What the task asks.
Copy the data precisely, character for character, and leave out every picture.

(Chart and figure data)
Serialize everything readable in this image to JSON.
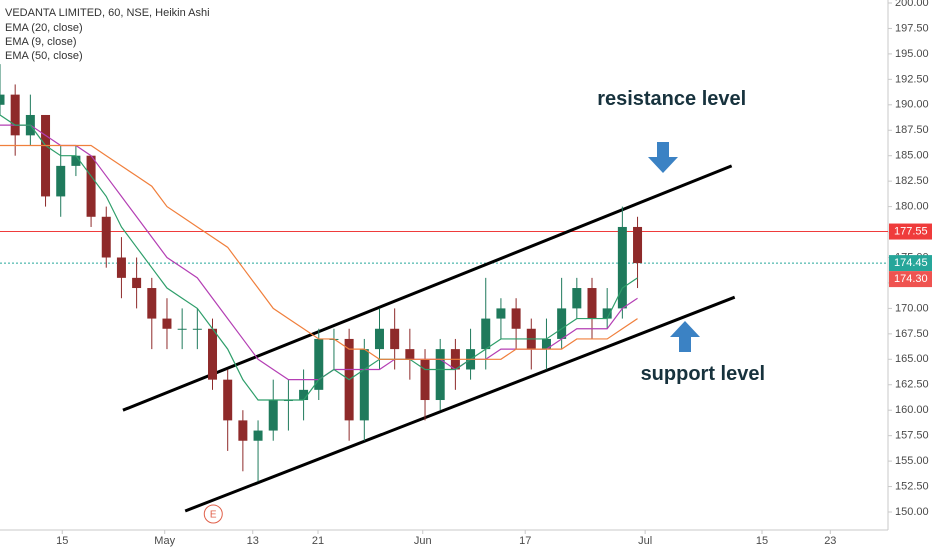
{
  "chart_data": {
    "type": "candlestick",
    "title": "VEDANTA LIMITED, 60, NSE, Heikin Ashi",
    "x": [
      0,
      2,
      4,
      6,
      8,
      10,
      12,
      14,
      16,
      18,
      20,
      22,
      24,
      26,
      28,
      30,
      32,
      34,
      36,
      38,
      40,
      42,
      44,
      46,
      48,
      50,
      52,
      54,
      56,
      58,
      60,
      62,
      64,
      66,
      68,
      70,
      72,
      74,
      76,
      78,
      80,
      82,
      84
    ],
    "open": [
      190,
      191,
      187,
      189,
      181,
      184,
      185,
      179,
      175,
      173,
      172,
      169,
      168,
      168,
      168,
      163,
      159,
      157,
      158,
      161,
      161,
      162,
      167,
      167,
      159,
      166,
      168,
      166,
      165,
      161,
      166,
      164,
      166,
      169,
      170,
      168,
      166,
      167,
      170,
      172,
      169,
      170,
      178
    ],
    "high": [
      194,
      192,
      191,
      189,
      186,
      186,
      185,
      180,
      177,
      175,
      173,
      171,
      170,
      170,
      169,
      164,
      160,
      159,
      163,
      163,
      164,
      168,
      168,
      168,
      167,
      170,
      170,
      168,
      166,
      167,
      167,
      168,
      173,
      171,
      171,
      169,
      169,
      173,
      173,
      173,
      172,
      180,
      179
    ],
    "low": [
      189,
      185,
      186,
      180,
      179,
      183,
      178,
      174,
      171,
      170,
      166,
      166,
      166,
      166,
      162,
      156,
      154,
      153,
      157,
      158,
      159,
      161,
      164,
      157,
      157,
      164,
      164,
      163,
      159,
      160,
      162,
      163,
      164,
      167,
      166,
      164,
      164,
      166,
      169,
      167,
      168,
      169,
      172
    ],
    "close": [
      191,
      187,
      189,
      181,
      184,
      185,
      179,
      175,
      173,
      172,
      169,
      168,
      168,
      168,
      163,
      159,
      157,
      158,
      161,
      161,
      162,
      167,
      167,
      159,
      166,
      168,
      166,
      165,
      161,
      166,
      164,
      166,
      169,
      170,
      168,
      166,
      167,
      170,
      172,
      169,
      170,
      178,
      174.45
    ],
    "up_color": "#1f7a5c",
    "down_color": "#8e2a2a",
    "series": [
      {
        "name": "EMA (20, close)",
        "color": "#b43fb4",
        "values": [
          188,
          188,
          188,
          187,
          186,
          186,
          185,
          183,
          181,
          179,
          177,
          175,
          174,
          173,
          171,
          169,
          167,
          165,
          164,
          163,
          163,
          163,
          164,
          164,
          164,
          164,
          165,
          165,
          165,
          165,
          164,
          165,
          165,
          166,
          166,
          166,
          166,
          167,
          168,
          168,
          168,
          170,
          171
        ]
      },
      {
        "name": "EMA (9, close)",
        "color": "#2e9e6a",
        "values": [
          189,
          188,
          188,
          186,
          185,
          185,
          183,
          181,
          178,
          176,
          174,
          172,
          171,
          170,
          168,
          166,
          163,
          161,
          161,
          161,
          161,
          163,
          164,
          163,
          164,
          165,
          165,
          165,
          164,
          164,
          164,
          165,
          166,
          167,
          167,
          167,
          167,
          168,
          169,
          169,
          169,
          172,
          173
        ]
      },
      {
        "name": "EMA (50, close)",
        "color": "#f07f3c",
        "values": [
          186,
          186,
          186,
          186,
          186,
          186,
          186,
          185,
          184,
          183,
          182,
          180,
          179,
          178,
          177,
          176,
          174,
          172,
          170,
          169,
          168,
          167,
          167,
          166,
          166,
          165,
          165,
          165,
          165,
          165,
          165,
          165,
          165,
          165,
          166,
          166,
          166,
          166,
          167,
          167,
          167,
          168,
          169
        ]
      }
    ],
    "xlim": [
      0,
      117
    ],
    "xticks": [
      {
        "value": 8.2,
        "label": "15"
      },
      {
        "value": 21.7,
        "label": "May"
      },
      {
        "value": 33.3,
        "label": "13"
      },
      {
        "value": 41.9,
        "label": "21"
      },
      {
        "value": 55.7,
        "label": "Jun"
      },
      {
        "value": 69.2,
        "label": "17"
      },
      {
        "value": 85,
        "label": "Jul"
      },
      {
        "value": 100.4,
        "label": "15"
      },
      {
        "value": 109.4,
        "label": "23"
      }
    ],
    "ylim": [
      150,
      200
    ],
    "yticks": [
      {
        "value": 150,
        "label": "150.00"
      },
      {
        "value": 152.5,
        "label": "152.50"
      },
      {
        "value": 155,
        "label": "155.00"
      },
      {
        "value": 157.5,
        "label": "157.50"
      },
      {
        "value": 160,
        "label": "160.00"
      },
      {
        "value": 162.5,
        "label": "162.50"
      },
      {
        "value": 165,
        "label": "165.00"
      },
      {
        "value": 167.5,
        "label": "167.50"
      },
      {
        "value": 170,
        "label": "170.00"
      },
      {
        "value": 172.5,
        "label": "172.50"
      },
      {
        "value": 175,
        "label": "175.00"
      },
      {
        "value": 177.5,
        "label": "177.50"
      },
      {
        "value": 180,
        "label": "180.00"
      },
      {
        "value": 182.5,
        "label": "182.50"
      },
      {
        "value": 185,
        "label": "185.00"
      },
      {
        "value": 187.5,
        "label": "187.50"
      },
      {
        "value": 190,
        "label": "190.00"
      },
      {
        "value": 192.5,
        "label": "192.50"
      },
      {
        "value": 195,
        "label": "195.00"
      },
      {
        "value": 197.5,
        "label": "197.50"
      },
      {
        "value": 200,
        "label": "200.00"
      }
    ],
    "grid": false,
    "price_lines": [
      {
        "value": 177.55,
        "label": "177.55",
        "color": "#ef3b3b",
        "style": "solid"
      },
      {
        "value": 174.45,
        "label": "174.45",
        "color": "#26a69a",
        "style": "dotted"
      },
      {
        "value": 174.3,
        "label": "174.30",
        "color": "#ef5350",
        "style": "none"
      }
    ],
    "trendlines": [
      {
        "x": [
          16.2,
          96.4
        ],
        "y": [
          160,
          184
        ]
      },
      {
        "x": [
          24.4,
          96.8
        ],
        "y": [
          150.1,
          171.1
        ]
      }
    ],
    "annotations": [
      {
        "text": "resistance level",
        "x": 88.5,
        "y": 190.5
      },
      {
        "text": "support level",
        "x": 92.6,
        "y": 163.5
      }
    ],
    "event_marker": {
      "text": "E",
      "x": 28.1
    }
  }
}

Complete answer.
Serialize everything readable in this image to JSON.
{
  "chart_data": {
    "type": "candlestick",
    "title": "VEDANTA LIMITED, 60, NSE, Heikin Ashi",
    "x": [
      0,
      2,
      4,
      6,
      8,
      10,
      12,
      14,
      16,
      18,
      20,
      22,
      24,
      26,
      28,
      30,
      32,
      34,
      36,
      38,
      40,
      42,
      44,
      46,
      48,
      50,
      52,
      54,
      56,
      58,
      60,
      62,
      64,
      66,
      68,
      70,
      72,
      74,
      76,
      78,
      80,
      82,
      84
    ],
    "open": [
      190,
      191,
      187,
      189,
      181,
      184,
      185,
      179,
      175,
      173,
      172,
      169,
      168,
      168,
      168,
      163,
      159,
      157,
      158,
      161,
      161,
      162,
      167,
      167,
      159,
      166,
      168,
      166,
      165,
      161,
      166,
      164,
      166,
      169,
      170,
      168,
      166,
      167,
      170,
      172,
      169,
      170,
      178
    ],
    "high": [
      194,
      192,
      191,
      189,
      186,
      186,
      185,
      180,
      177,
      175,
      173,
      171,
      170,
      170,
      169,
      164,
      160,
      159,
      163,
      163,
      164,
      168,
      168,
      168,
      167,
      170,
      170,
      168,
      166,
      167,
      167,
      168,
      173,
      171,
      171,
      169,
      169,
      173,
      173,
      173,
      172,
      180,
      179
    ],
    "low": [
      189,
      185,
      186,
      180,
      179,
      183,
      178,
      174,
      171,
      170,
      166,
      166,
      166,
      166,
      162,
      156,
      154,
      153,
      157,
      158,
      159,
      161,
      164,
      157,
      157,
      164,
      164,
      163,
      159,
      160,
      162,
      163,
      164,
      167,
      166,
      164,
      164,
      166,
      169,
      167,
      168,
      169,
      172
    ],
    "close": [
      191,
      187,
      189,
      181,
      184,
      185,
      179,
      175,
      173,
      172,
      169,
      168,
      168,
      168,
      163,
      159,
      157,
      158,
      161,
      161,
      162,
      167,
      167,
      159,
      166,
      168,
      166,
      165,
      161,
      166,
      164,
      166,
      169,
      170,
      168,
      166,
      167,
      170,
      172,
      169,
      170,
      178,
      174.45
    ],
    "up_color": "#1f7a5c",
    "down_color": "#8e2a2a",
    "series": [
      {
        "name": "EMA (20, close)",
        "color": "#b43fb4",
        "values": [
          188,
          188,
          188,
          187,
          186,
          186,
          185,
          183,
          181,
          179,
          177,
          175,
          174,
          173,
          171,
          169,
          167,
          165,
          164,
          163,
          163,
          163,
          164,
          164,
          164,
          164,
          165,
          165,
          165,
          165,
          164,
          165,
          165,
          166,
          166,
          166,
          166,
          167,
          168,
          168,
          168,
          170,
          171
        ]
      },
      {
        "name": "EMA (9, close)",
        "color": "#2e9e6a",
        "values": [
          189,
          188,
          188,
          186,
          185,
          185,
          183,
          181,
          178,
          176,
          174,
          172,
          171,
          170,
          168,
          166,
          163,
          161,
          161,
          161,
          161,
          163,
          164,
          163,
          164,
          165,
          165,
          165,
          164,
          164,
          164,
          165,
          166,
          167,
          167,
          167,
          167,
          168,
          169,
          169,
          169,
          172,
          173
        ]
      },
      {
        "name": "EMA (50, close)",
        "color": "#f07f3c",
        "values": [
          186,
          186,
          186,
          186,
          186,
          186,
          186,
          185,
          184,
          183,
          182,
          180,
          179,
          178,
          177,
          176,
          174,
          172,
          170,
          169,
          168,
          167,
          167,
          166,
          166,
          165,
          165,
          165,
          165,
          165,
          165,
          165,
          165,
          165,
          166,
          166,
          166,
          166,
          167,
          167,
          167,
          168,
          169
        ]
      }
    ],
    "xlim": [
      0,
      117
    ],
    "xticks": [
      {
        "value": 8.2,
        "label": "15"
      },
      {
        "value": 21.7,
        "label": "May"
      },
      {
        "value": 33.3,
        "label": "13"
      },
      {
        "value": 41.9,
        "label": "21"
      },
      {
        "value": 55.7,
        "label": "Jun"
      },
      {
        "value": 69.2,
        "label": "17"
      },
      {
        "value": 85,
        "label": "Jul"
      },
      {
        "value": 100.4,
        "label": "15"
      },
      {
        "value": 109.4,
        "label": "23"
      }
    ],
    "ylim": [
      150,
      200
    ],
    "yticks": [
      {
        "value": 150,
        "label": "150.00"
      },
      {
        "value": 152.5,
        "label": "152.50"
      },
      {
        "value": 155,
        "label": "155.00"
      },
      {
        "value": 157.5,
        "label": "157.50"
      },
      {
        "value": 160,
        "label": "160.00"
      },
      {
        "value": 162.5,
        "label": "162.50"
      },
      {
        "value": 165,
        "label": "165.00"
      },
      {
        "value": 167.5,
        "label": "167.50"
      },
      {
        "value": 170,
        "label": "170.00"
      },
      {
        "value": 172.5,
        "label": "172.50"
      },
      {
        "value": 175,
        "label": "175.00"
      },
      {
        "value": 177.5,
        "label": "177.50"
      },
      {
        "value": 180,
        "label": "180.00"
      },
      {
        "value": 182.5,
        "label": "182.50"
      },
      {
        "value": 185,
        "label": "185.00"
      },
      {
        "value": 187.5,
        "label": "187.50"
      },
      {
        "value": 190,
        "label": "190.00"
      },
      {
        "value": 192.5,
        "label": "192.50"
      },
      {
        "value": 195,
        "label": "195.00"
      },
      {
        "value": 197.5,
        "label": "197.50"
      },
      {
        "value": 200,
        "label": "200.00"
      }
    ],
    "grid": false,
    "price_lines": [
      {
        "value": 177.55,
        "label": "177.55",
        "color": "#ef3b3b",
        "style": "solid"
      },
      {
        "value": 174.45,
        "label": "174.45",
        "color": "#26a69a",
        "style": "dotted"
      },
      {
        "value": 174.3,
        "label": "174.30",
        "color": "#ef5350",
        "style": "none"
      }
    ],
    "trendlines": [
      {
        "x": [
          16.2,
          96.4
        ],
        "y": [
          160,
          184
        ]
      },
      {
        "x": [
          24.4,
          96.8
        ],
        "y": [
          150.1,
          171.1
        ]
      }
    ],
    "annotations": [
      {
        "text": "resistance level",
        "x": 88.5,
        "y": 190.5
      },
      {
        "text": "support level",
        "x": 92.6,
        "y": 163.5
      }
    ],
    "event_marker": {
      "text": "E",
      "x": 28.1
    }
  }
}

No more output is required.